Record list:
* * *

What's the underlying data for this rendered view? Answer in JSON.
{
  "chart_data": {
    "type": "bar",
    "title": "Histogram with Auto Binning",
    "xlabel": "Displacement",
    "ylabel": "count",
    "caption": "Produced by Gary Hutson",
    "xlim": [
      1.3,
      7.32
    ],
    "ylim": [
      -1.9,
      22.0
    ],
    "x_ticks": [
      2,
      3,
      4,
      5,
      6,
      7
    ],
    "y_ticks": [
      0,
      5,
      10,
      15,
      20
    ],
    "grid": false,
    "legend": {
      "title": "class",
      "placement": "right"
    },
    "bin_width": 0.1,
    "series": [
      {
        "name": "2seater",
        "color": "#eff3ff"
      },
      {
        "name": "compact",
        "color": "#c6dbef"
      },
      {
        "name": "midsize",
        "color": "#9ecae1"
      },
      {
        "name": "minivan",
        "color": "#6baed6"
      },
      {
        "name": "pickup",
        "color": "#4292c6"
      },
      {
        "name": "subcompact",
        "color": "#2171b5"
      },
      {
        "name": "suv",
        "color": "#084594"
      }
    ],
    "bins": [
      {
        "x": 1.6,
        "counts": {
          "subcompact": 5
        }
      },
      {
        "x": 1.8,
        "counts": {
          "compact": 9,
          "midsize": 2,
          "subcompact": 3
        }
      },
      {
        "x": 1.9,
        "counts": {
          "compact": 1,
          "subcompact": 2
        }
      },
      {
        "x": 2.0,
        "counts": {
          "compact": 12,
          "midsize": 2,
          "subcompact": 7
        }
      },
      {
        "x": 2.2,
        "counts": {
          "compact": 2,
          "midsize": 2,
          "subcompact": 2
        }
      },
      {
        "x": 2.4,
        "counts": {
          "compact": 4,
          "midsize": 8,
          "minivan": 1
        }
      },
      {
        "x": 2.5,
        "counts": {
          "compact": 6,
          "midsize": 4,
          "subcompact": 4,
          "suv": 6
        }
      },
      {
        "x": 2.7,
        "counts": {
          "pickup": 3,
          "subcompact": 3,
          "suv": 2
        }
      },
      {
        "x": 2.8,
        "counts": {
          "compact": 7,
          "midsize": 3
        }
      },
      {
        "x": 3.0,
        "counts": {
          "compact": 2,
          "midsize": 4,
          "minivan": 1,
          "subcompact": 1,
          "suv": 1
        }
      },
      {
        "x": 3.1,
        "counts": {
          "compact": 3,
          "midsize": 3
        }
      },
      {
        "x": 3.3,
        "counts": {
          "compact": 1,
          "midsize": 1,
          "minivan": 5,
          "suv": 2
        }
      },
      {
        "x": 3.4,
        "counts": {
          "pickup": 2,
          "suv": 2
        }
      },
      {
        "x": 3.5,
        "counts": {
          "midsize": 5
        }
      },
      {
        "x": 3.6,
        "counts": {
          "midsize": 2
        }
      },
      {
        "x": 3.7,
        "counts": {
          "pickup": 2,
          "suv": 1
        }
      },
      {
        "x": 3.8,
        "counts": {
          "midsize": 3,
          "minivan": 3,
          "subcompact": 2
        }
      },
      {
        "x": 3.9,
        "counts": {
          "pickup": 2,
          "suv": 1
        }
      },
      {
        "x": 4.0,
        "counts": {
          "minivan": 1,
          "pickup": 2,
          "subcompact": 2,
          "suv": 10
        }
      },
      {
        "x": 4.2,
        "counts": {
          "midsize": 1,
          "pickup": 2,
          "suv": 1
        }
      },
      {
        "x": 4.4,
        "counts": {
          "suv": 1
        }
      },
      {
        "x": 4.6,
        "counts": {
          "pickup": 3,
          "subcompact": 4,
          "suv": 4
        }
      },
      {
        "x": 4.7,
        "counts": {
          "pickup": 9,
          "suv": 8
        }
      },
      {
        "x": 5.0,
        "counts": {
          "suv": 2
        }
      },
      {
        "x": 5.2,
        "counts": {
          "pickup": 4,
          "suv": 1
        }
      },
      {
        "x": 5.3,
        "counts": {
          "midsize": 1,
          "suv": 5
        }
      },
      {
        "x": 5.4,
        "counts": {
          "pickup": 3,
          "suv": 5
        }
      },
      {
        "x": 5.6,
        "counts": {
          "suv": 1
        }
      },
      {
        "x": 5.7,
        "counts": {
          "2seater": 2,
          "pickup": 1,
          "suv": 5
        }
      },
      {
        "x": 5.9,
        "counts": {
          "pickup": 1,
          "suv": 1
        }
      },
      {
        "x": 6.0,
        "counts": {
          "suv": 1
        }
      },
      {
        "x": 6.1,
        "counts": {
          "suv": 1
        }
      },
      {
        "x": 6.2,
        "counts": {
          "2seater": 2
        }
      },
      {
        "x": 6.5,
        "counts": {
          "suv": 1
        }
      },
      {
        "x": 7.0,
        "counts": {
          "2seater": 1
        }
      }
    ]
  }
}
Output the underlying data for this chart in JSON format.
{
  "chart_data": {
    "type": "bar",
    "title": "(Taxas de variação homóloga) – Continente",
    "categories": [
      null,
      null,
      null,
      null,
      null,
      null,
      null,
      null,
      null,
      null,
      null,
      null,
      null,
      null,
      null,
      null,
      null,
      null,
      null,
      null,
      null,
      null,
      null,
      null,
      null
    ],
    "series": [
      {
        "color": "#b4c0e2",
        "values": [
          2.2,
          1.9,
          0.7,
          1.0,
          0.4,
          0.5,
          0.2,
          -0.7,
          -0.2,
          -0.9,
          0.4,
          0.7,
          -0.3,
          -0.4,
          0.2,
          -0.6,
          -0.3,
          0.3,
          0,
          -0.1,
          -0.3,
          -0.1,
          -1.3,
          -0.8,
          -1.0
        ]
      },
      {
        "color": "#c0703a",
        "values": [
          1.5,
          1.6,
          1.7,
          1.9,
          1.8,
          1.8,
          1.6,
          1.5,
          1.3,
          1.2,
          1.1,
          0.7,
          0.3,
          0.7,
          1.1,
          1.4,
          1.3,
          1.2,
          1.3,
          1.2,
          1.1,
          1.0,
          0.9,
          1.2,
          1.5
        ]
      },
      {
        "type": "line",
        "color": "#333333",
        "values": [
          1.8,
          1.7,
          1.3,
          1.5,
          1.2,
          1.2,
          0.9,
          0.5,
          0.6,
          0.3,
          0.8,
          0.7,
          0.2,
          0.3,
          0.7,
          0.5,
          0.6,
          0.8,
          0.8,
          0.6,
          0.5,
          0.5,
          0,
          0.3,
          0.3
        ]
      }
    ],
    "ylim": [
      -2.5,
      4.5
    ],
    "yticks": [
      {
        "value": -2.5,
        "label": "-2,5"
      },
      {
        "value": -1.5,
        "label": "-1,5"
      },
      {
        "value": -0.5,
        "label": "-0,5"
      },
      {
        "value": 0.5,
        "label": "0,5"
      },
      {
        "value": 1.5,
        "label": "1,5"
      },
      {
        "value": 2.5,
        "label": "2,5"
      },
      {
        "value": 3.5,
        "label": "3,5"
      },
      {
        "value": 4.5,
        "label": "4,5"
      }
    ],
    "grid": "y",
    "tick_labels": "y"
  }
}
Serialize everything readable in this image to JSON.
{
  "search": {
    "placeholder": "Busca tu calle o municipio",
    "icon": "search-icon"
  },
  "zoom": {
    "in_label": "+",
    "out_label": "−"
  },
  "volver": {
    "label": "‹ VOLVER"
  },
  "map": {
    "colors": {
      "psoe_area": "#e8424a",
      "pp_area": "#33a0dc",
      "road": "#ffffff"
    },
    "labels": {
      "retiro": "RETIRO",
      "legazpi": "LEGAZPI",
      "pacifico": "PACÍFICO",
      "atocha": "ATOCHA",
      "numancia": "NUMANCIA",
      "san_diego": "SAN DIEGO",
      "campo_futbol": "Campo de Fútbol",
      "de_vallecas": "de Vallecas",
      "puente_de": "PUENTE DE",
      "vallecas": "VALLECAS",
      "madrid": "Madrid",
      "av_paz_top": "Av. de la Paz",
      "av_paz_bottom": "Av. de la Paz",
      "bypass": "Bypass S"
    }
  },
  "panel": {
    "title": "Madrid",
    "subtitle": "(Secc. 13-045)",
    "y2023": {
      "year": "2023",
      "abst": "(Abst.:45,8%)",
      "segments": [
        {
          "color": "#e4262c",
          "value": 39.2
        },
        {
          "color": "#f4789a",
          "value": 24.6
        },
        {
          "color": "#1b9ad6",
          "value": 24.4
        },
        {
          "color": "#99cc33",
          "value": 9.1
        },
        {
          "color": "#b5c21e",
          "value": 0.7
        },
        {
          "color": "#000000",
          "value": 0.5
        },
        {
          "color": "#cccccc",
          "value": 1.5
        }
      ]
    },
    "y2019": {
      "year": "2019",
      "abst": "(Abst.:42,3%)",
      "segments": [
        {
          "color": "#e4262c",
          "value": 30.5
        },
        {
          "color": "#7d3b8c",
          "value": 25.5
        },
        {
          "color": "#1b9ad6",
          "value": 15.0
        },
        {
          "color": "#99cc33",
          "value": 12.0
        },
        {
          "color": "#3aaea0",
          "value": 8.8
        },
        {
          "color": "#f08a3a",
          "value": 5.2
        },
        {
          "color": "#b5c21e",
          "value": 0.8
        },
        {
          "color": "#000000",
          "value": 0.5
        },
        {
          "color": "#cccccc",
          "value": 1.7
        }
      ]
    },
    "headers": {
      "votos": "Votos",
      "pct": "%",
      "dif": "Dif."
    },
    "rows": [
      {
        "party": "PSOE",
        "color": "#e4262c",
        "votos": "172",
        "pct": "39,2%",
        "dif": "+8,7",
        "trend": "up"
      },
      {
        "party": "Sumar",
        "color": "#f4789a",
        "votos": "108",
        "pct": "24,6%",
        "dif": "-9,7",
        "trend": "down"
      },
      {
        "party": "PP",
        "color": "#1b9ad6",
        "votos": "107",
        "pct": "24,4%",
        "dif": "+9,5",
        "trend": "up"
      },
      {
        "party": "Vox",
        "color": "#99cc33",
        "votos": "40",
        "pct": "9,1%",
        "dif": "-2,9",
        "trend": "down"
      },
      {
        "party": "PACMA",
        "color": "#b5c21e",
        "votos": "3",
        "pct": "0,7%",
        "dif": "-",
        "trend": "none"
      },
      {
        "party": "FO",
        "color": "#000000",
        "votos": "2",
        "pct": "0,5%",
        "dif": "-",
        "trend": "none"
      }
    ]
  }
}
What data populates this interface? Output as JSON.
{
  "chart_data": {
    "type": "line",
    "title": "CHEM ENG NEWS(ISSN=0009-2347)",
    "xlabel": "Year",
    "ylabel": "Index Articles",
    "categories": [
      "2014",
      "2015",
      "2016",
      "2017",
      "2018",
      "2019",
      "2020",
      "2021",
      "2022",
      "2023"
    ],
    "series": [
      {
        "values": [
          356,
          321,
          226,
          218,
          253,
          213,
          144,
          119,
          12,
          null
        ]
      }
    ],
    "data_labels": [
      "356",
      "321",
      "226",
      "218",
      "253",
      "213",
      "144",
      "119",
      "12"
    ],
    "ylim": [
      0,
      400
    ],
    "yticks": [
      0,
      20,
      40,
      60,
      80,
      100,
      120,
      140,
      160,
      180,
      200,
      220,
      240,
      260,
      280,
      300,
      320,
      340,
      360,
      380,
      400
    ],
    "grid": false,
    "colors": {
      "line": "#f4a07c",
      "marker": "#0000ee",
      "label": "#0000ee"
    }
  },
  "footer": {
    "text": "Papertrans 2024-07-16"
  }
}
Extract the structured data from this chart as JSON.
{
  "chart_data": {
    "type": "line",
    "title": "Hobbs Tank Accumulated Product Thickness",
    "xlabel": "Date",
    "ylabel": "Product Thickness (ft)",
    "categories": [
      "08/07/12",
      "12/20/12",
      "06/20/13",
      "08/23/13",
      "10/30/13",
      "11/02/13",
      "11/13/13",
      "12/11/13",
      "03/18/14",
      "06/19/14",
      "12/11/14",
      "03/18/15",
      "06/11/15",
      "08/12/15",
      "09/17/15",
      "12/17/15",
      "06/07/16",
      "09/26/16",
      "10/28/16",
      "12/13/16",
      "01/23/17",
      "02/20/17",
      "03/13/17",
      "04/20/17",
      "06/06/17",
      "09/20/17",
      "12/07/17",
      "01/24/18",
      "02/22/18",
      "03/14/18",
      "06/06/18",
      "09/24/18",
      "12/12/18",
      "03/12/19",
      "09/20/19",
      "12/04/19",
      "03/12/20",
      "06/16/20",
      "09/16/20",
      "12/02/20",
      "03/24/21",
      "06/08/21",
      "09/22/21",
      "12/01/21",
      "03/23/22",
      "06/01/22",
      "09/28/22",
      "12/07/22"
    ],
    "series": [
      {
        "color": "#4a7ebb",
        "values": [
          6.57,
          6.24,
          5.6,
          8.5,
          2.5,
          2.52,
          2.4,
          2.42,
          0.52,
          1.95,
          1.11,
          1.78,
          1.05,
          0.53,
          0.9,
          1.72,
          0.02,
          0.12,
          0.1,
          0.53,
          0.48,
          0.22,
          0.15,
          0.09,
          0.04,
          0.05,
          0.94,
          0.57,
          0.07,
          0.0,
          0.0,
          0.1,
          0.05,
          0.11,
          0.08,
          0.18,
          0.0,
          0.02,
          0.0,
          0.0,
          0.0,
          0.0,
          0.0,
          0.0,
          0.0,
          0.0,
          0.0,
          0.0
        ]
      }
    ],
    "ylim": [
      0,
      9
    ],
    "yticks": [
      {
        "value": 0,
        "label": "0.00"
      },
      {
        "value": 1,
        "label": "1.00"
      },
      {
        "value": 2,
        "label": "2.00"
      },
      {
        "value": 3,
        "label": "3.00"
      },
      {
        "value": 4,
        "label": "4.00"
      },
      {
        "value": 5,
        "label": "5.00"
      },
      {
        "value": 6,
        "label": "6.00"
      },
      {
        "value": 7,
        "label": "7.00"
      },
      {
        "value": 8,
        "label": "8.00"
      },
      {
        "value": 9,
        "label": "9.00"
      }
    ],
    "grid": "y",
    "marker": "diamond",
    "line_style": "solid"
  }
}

* * *

Your objective:
Only a number is wanted: how many lines of the material above hold "Thickness"?

Full answer:
2